Given exercise — Pull each line holding the word "structured" from the data.

Material provided —
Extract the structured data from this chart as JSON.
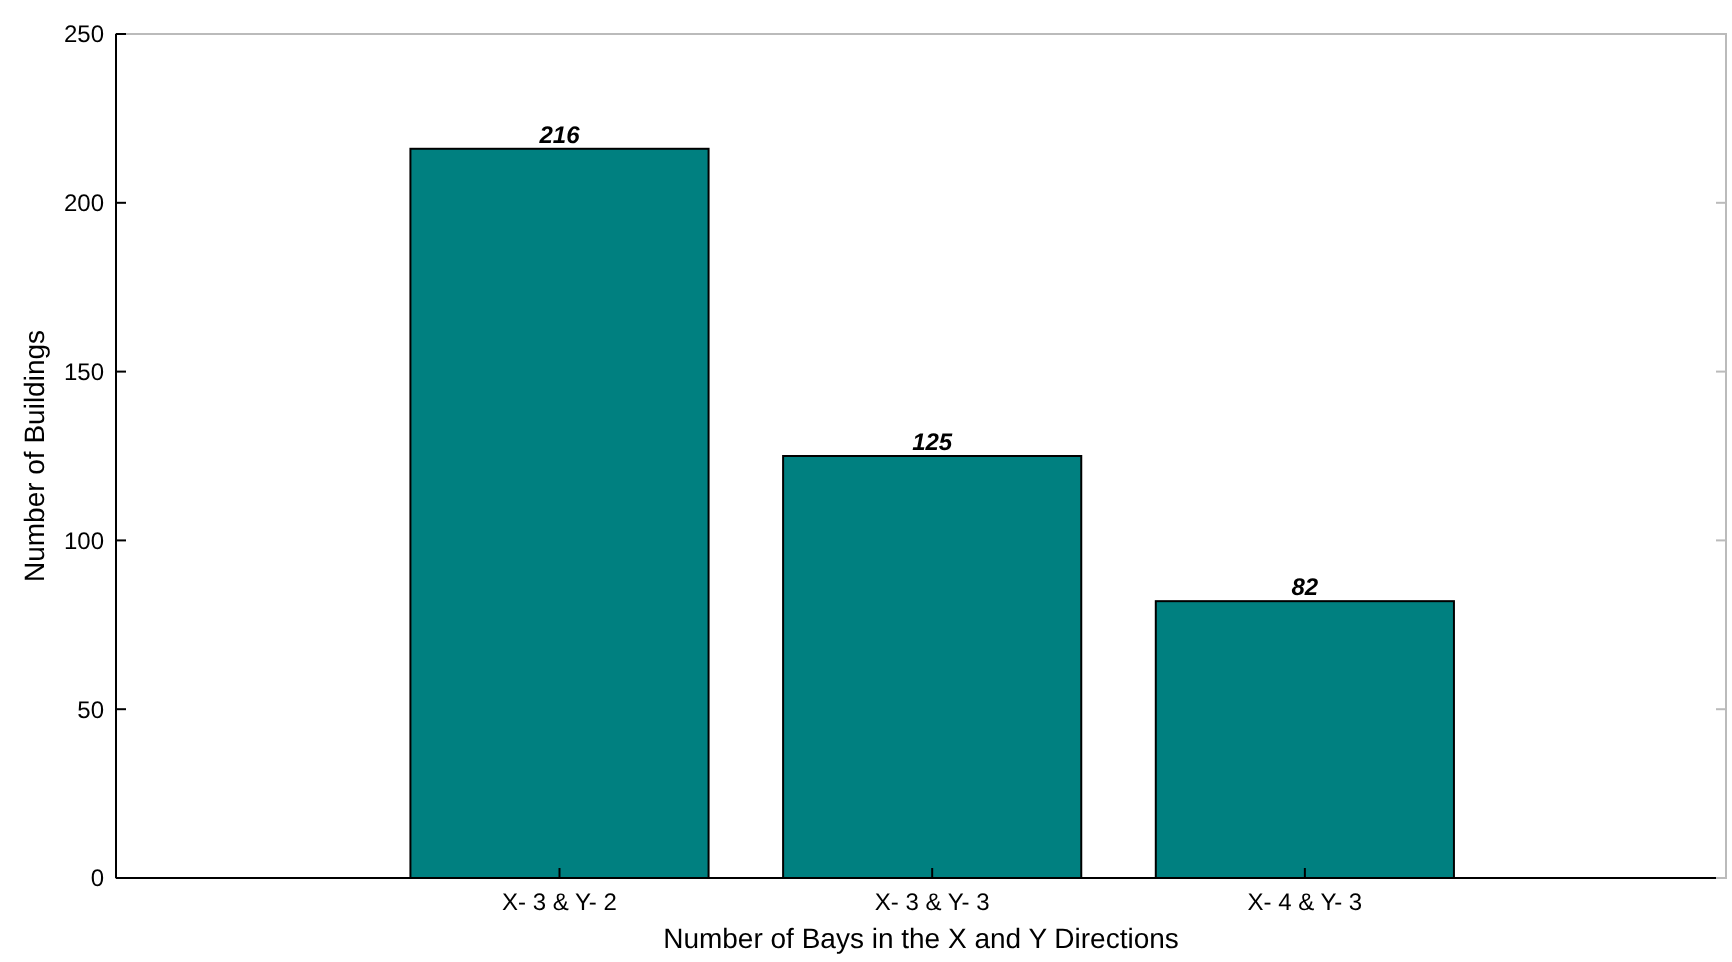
{
  "chart_data": {
    "type": "bar",
    "xlabel": "Number of Bays in the X and Y Directions",
    "ylabel": "Number of Buildings",
    "categories": [
      "X- 3 & Y- 2",
      "X- 3 & Y- 3",
      "X- 4 & Y- 3"
    ],
    "values": [
      216,
      125,
      82
    ],
    "color": "#008080",
    "ylim": [
      0,
      250
    ],
    "yticks": [
      0,
      50,
      100,
      150,
      200,
      250
    ],
    "data_labels": true,
    "grid": false
  }
}
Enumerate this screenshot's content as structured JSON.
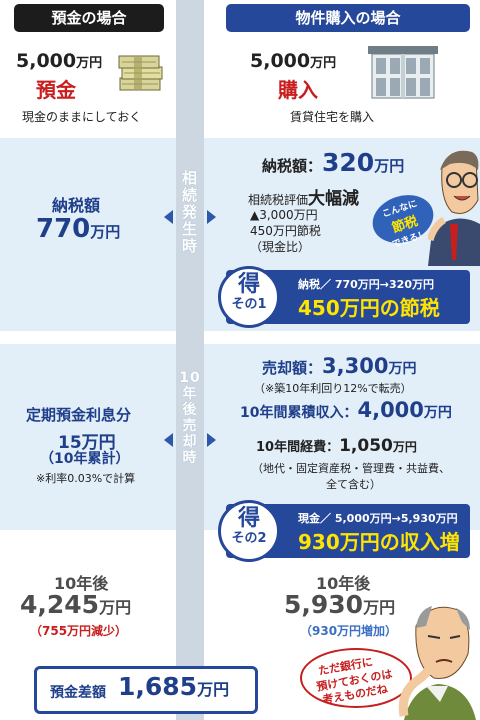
{
  "headers": {
    "left": "預金の場合",
    "right": "物件購入の場合"
  },
  "top": {
    "left": {
      "amount_num": "5,000",
      "amount_unit": "万円",
      "label": "預金",
      "note": "現金のままにしておく",
      "icon": "money-stack-icon"
    },
    "right": {
      "amount_num": "5,000",
      "amount_unit": "万円",
      "label": "購入",
      "note": "賃貸住宅を購入",
      "icon": "apartment-building-icon"
    }
  },
  "section1": {
    "spine": "相続発生時",
    "left": {
      "label": "納税額",
      "value": "770",
      "unit": "万円"
    },
    "right": {
      "label": "納税額：",
      "value": "320",
      "unit": "万円",
      "eval_prefix": "相続税評価",
      "eval_big": "大幅減",
      "line1": "▲3,000万円",
      "line2": "450万円節税",
      "line3": "（現金比）",
      "bubble_line1": "こんなに",
      "bubble_line2": "節税",
      "bubble_line3": "できる！"
    },
    "gain": {
      "char": "得",
      "num": "その1",
      "sub": "納税／ 770万円→320万円",
      "main": "450万円の節税"
    }
  },
  "section2": {
    "spine": "10年後 売却時",
    "left": {
      "label": "定期預金利息分",
      "value": "15万円",
      "sub": "（10年累計）",
      "note": "※利率0.03%で計算"
    },
    "right": {
      "sale_label": "売却額：",
      "sale_value": "3,300",
      "sale_unit": "万円",
      "sale_note": "（※築10年利回り12%で転売）",
      "income_label": "10年間累積収入：",
      "income_value": "4,000",
      "income_unit": "万円",
      "expense_label": "10年間経費：",
      "expense_value": "1,050",
      "expense_unit": "万円",
      "expense_note1": "（地代・固定資産税・管理費・共益費、",
      "expense_note2": "全て含む）"
    },
    "gain": {
      "char": "得",
      "num": "その2",
      "sub": "現金／ 5,000万円→5,930万円",
      "main": "930万円の収入増"
    }
  },
  "bottom": {
    "left": {
      "label": "10年後",
      "value": "4,245",
      "unit": "万円",
      "diff": "（755万円減少）"
    },
    "right": {
      "label": "10年後",
      "value": "5,930",
      "unit": "万円",
      "diff": "（930万円増加）"
    },
    "thought_line1": "ただ銀行に",
    "thought_line2": "預けておくのは",
    "thought_line3": "考えものだね",
    "total_label": "預金差額",
    "total_value": "1,685",
    "total_unit": "万円"
  },
  "colors": {
    "navy": "#26489a",
    "red": "#c81e1e",
    "yellow": "#ffe400",
    "band": "#e2eef8"
  }
}
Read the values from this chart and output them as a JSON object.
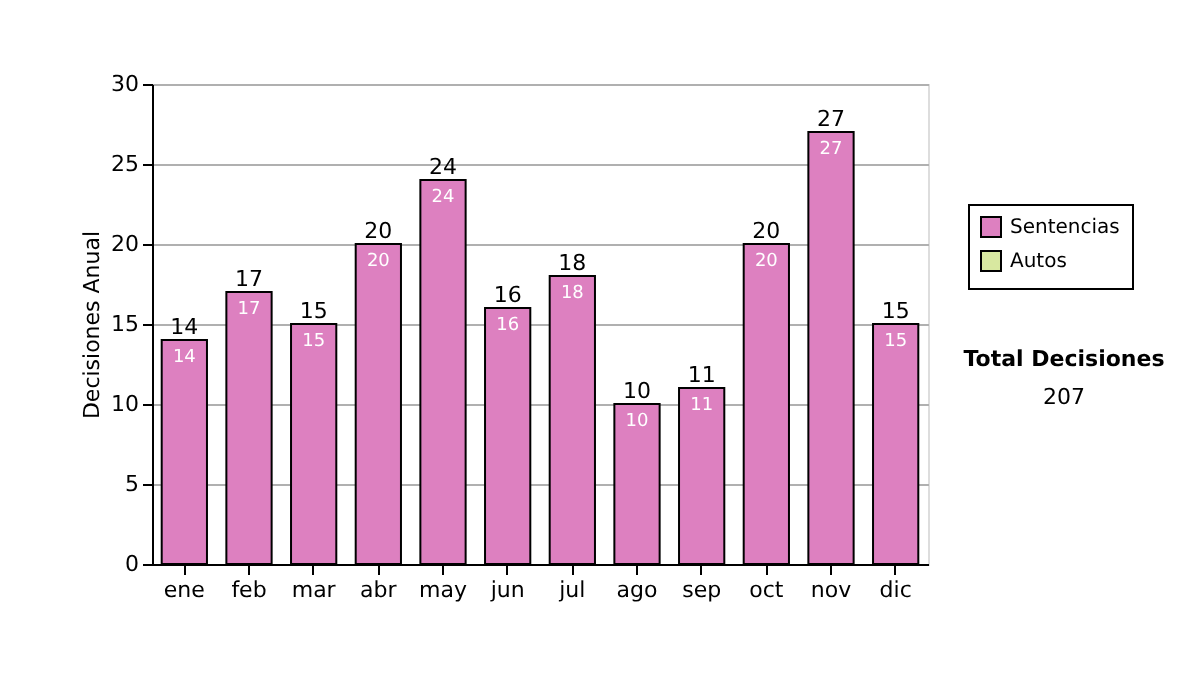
{
  "chart_data": {
    "type": "bar",
    "ylabel": "Decisiones Anual",
    "categories": [
      "ene",
      "feb",
      "mar",
      "abr",
      "may",
      "jun",
      "jul",
      "ago",
      "sep",
      "oct",
      "nov",
      "dic"
    ],
    "series": [
      {
        "name": "Sentencias",
        "color": "#dd80c0",
        "values": [
          14,
          17,
          15,
          20,
          24,
          16,
          18,
          10,
          11,
          20,
          27,
          15
        ],
        "value_labels": [
          "14",
          "17",
          "15",
          "20",
          "24",
          "16",
          "18",
          "10",
          "11",
          "20",
          "27",
          "15"
        ]
      },
      {
        "name": "Autos",
        "color": "#d8e8a0",
        "values": [
          null,
          null,
          null,
          null,
          null,
          null,
          null,
          null,
          null,
          null,
          null,
          null
        ]
      }
    ],
    "stacked": true,
    "totals": [
      "14",
      "17",
      "15",
      "20",
      "24",
      "16",
      "18",
      "10",
      "11",
      "20",
      "27",
      "15"
    ],
    "ylim": [
      0,
      30
    ],
    "yticks": [
      0,
      5,
      10,
      15,
      20,
      25,
      30
    ],
    "grid": "y",
    "legend": "right",
    "annotations": [
      "Total Decisiones",
      "207"
    ]
  }
}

Reply —
Extract the structured data from this chart as JSON.
Enumerate this screenshot's content as structured JSON.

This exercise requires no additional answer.